[Saved entries]
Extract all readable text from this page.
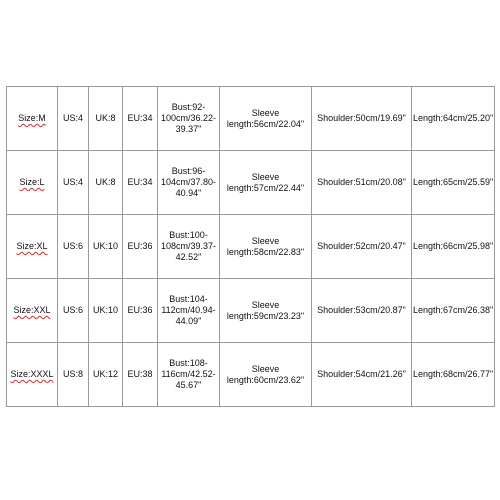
Size:M	US:4	UK:8	EU:34	Bust:92-
100cm/36.22-
39.37"	Sleeve
length:56cm/22.04"	Shoulder:50cm/19.69"	Length:64cm/25.20"
Size:L	US:4	UK:8	EU:34	Bust:96-
104cm/37.80-
40.94"	Sleeve
length:57cm/22.44"	Shoulder:51cm/20.08"	Length:65cm/25.59"
Size:XL	US:6	UK:10	EU:36	Bust:100-
108cm/39.37-
42.52"	Sleeve
length:58cm/22.83"	Shoulder:52cm/20.47"	Length:66cm/25.98"
Size:XXL	US:6	UK:10	EU:36	Bust:104-
112cm/40.94-
44.09"	Sleeve
length:59cm/23.23"	Shoulder:53cm/20.87"	Length:67cm/26.38"
Size:XXXL	US:8	UK:12	EU:38	Bust:108-
116cm/42.52-
45.67"	Sleeve
length:60cm/23.62"	Shoulder:54cm/21.26"	Length:68cm/26.77"
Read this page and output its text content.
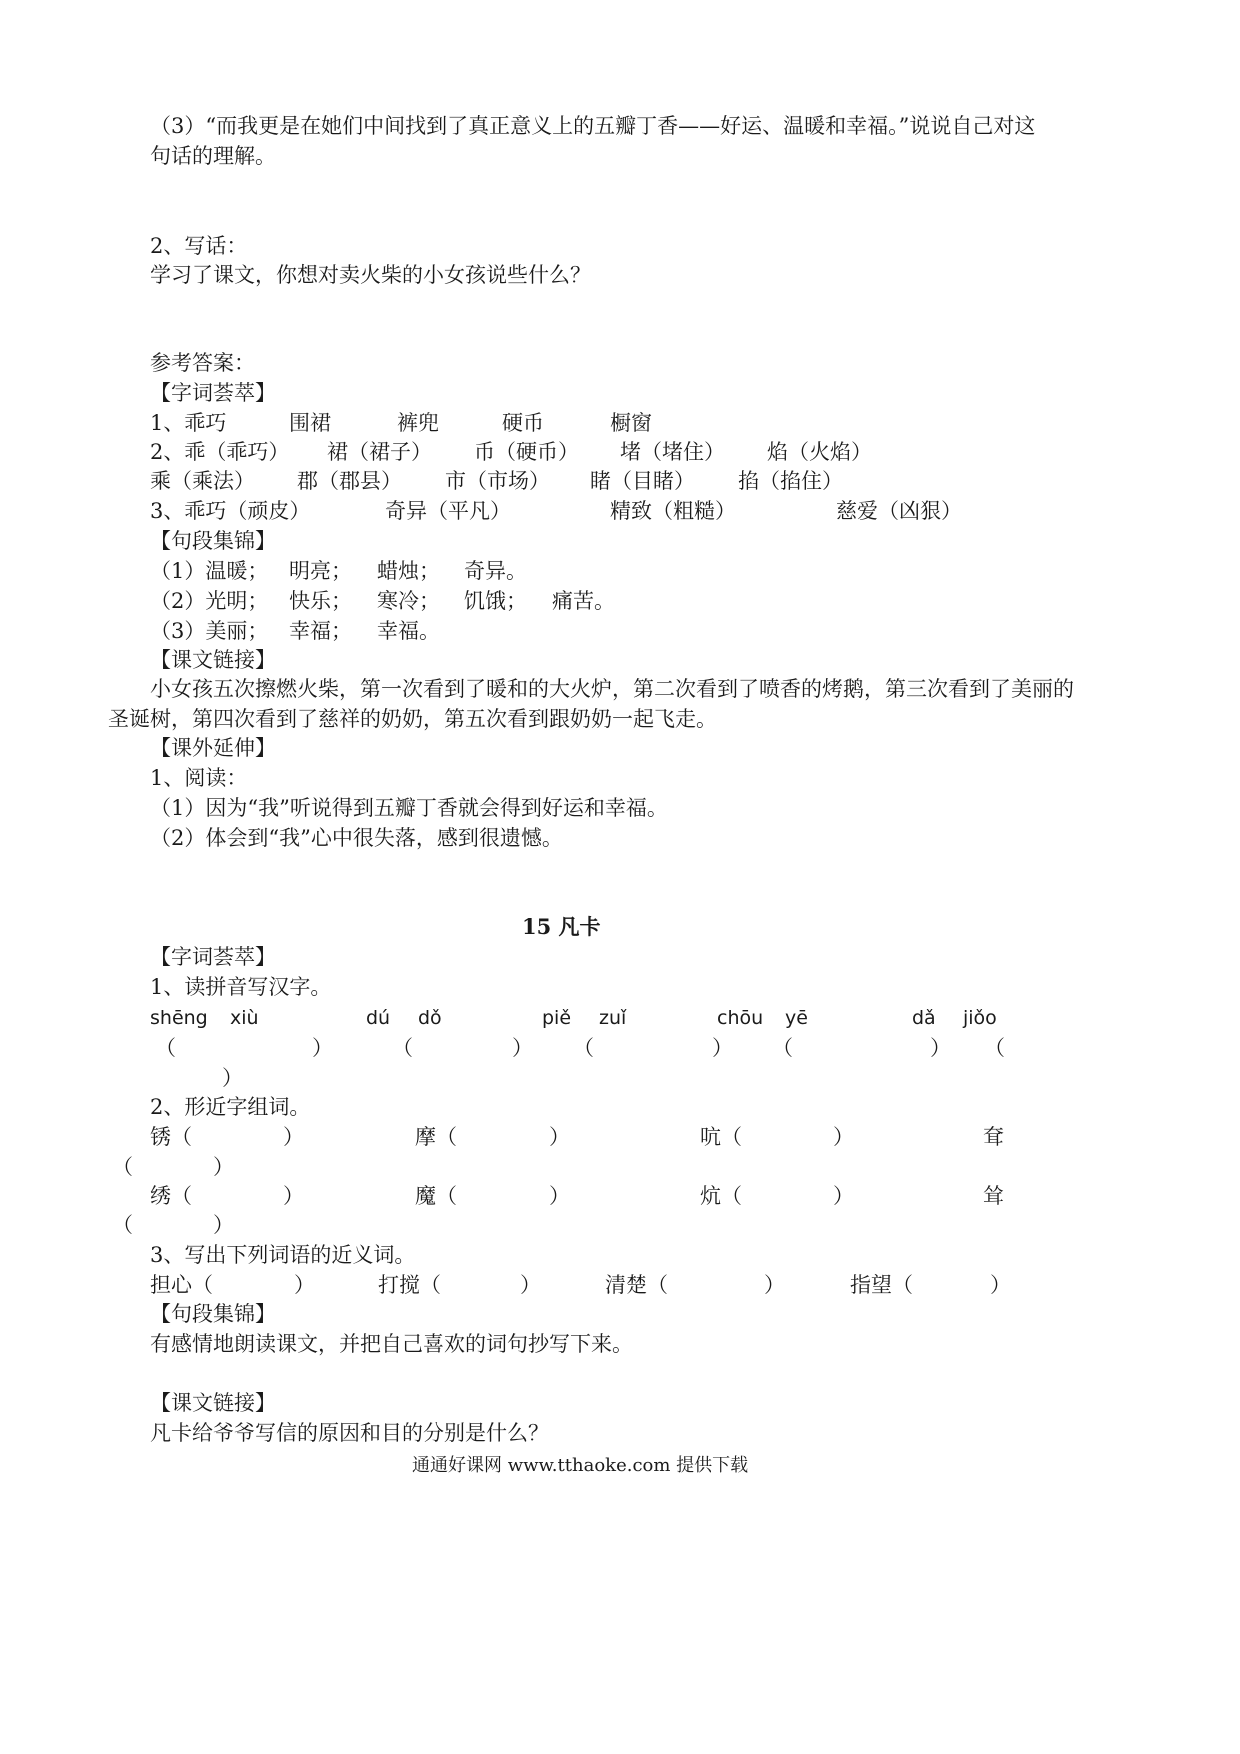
（3）“而我更是在她们中间找到了真正意义上的五瓣丁香——好运、温暖和幸福。”说说自己对这
句话的理解。
2、写话：
学习了课文，你想对卖火柴的小女孩说些什么？
参考答案：
【字词荟萃】
1、乖巧	围裙	裤兜	硬币	橱窗
2、乖（乖巧） 裙（裙子） 币（硬币） 堵（堵住） 焰（火焰）
乘（乘法） 郡（郡县） 市（市场） 睹（目睹） 掐（掐住）
3、乖巧（顽皮）	奇异（平凡）	精致（粗糙）	慈爱（凶狠）
【句段集锦】
（1）温暖； 明亮； 蜡烛； 奇异。
（2）光明； 快乐； 寒冷； 饥饿； 痛苦。
（3）美丽； 幸福； 幸福。
【课文链接】
小女孩五次擦燃火柴，第一次看到了暖和的大火炉，第二次看到了喷香的烤鹅，第三次看到了美丽的
圣诞树，第四次看到了慈祥的奶奶，第五次看到跟奶奶一起飞走。
【课外延伸】
1、阅读：
（1）因为“我”听说得到五瓣丁香就会得到好运和幸福。
（2）体会到“我”心中很失落，感到很遗憾。
15 凡卡
【字词荟萃】
1、读拼音写汉字。
shēng xiù	dú dǒ	piě zuǐ	chōu yē	dǎ jiǒo
（	）	（	） （	） （	） （
）
2、形近字组词。
锈（	）	摩（	）	吭（	）	耷
（	）
绣（	）	魔（	）	炕（	）	耸
（	）
3、写出下列词语的近义词。
担心（	）	打搅（	）	清楚（	）	指望（	）
【句段集锦】
有感情地朗读课文，并把自己喜欢的词句抄写下来。
【课文链接】
凡卡给爷爷写信的原因和目的分别是什么？
通通好课网 www.tthaoke.com 提供下载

TASK TO CARRY OUT: Take the listing and print it again exactly, but without any pictures.

ANSWER TO THE PROBLEM:
Extract all readable text from this page.
Size:M	US:4	UK:8	EU:34	Bust:92-
100cm/36.22-
39.37"	Sleeve
length:56cm/22.04"	Shoulder:50cm/19.69"	Length:64cm/25.20"
Size:L	US:4	UK:8	EU:34	Bust:96-
104cm/37.80-
40.94"	Sleeve
length:57cm/22.44"	Shoulder:51cm/20.08"	Length:65cm/25.59"
Size:XL	US:6	UK:10	EU:36	Bust:100-
108cm/39.37-
42.52"	Sleeve
length:58cm/22.83"	Shoulder:52cm/20.47"	Length:66cm/25.98"
Size:XXL	US:6	UK:10	EU:36	Bust:104-
112cm/40.94-
44.09"	Sleeve
length:59cm/23.23"	Shoulder:53cm/20.87"	Length:67cm/26.38"
Size:XXXL	US:8	UK:12	EU:38	Bust:108-
116cm/42.52-
45.67"	Sleeve
length:60cm/23.62"	Shoulder:54cm/21.26"	Length:68cm/26.77"
Read this page and output its text content.
（3）“而我更是在她们中间找到了真正意义上的五瓣丁香——好运、温暖和幸福。”说说自己对这
句话的理解。
2、写话：
学习了课文，你想对卖火柴的小女孩说些什么？
参考答案：
【字词荟萃】
1、乖巧	围裙	裤兜	硬币	橱窗
2、乖（乖巧） 裙（裙子） 币（硬币） 堵（堵住） 焰（火焰）
乘（乘法） 郡（郡县） 市（市场） 睹（目睹） 掐（掐住）
3、乖巧（顽皮）	奇异（平凡）	精致（粗糙）	慈爱（凶狠）
【句段集锦】
（1）温暖； 明亮； 蜡烛； 奇异。
（2）光明； 快乐； 寒冷； 饥饿； 痛苦。
（3）美丽； 幸福； 幸福。
【课文链接】
小女孩五次擦燃火柴，第一次看到了暖和的大火炉，第二次看到了喷香的烤鹅，第三次看到了美丽的
圣诞树，第四次看到了慈祥的奶奶，第五次看到跟奶奶一起飞走。
【课外延伸】
1、阅读：
（1）因为“我”听说得到五瓣丁香就会得到好运和幸福。
（2）体会到“我”心中很失落，感到很遗憾。
15 凡卡
【字词荟萃】
1、读拼音写汉字。
shēng xiù	dú dǒ	piě zuǐ	chōu yē	dǎ jiǒo
（	）	（	） （	） （	） （
）
2、形近字组词。
锈（	）	摩（	）	吭（	）	耷
（	）
绣（	）	魔（	）	炕（	）	耸
（	）
3、写出下列词语的近义词。
担心（	）	打搅（	）	清楚（	）	指望（	）
【句段集锦】
有感情地朗读课文，并把自己喜欢的词句抄写下来。
【课文链接】
凡卡给爷爷写信的原因和目的分别是什么？
通通好课网 www.tthaoke.com 提供下载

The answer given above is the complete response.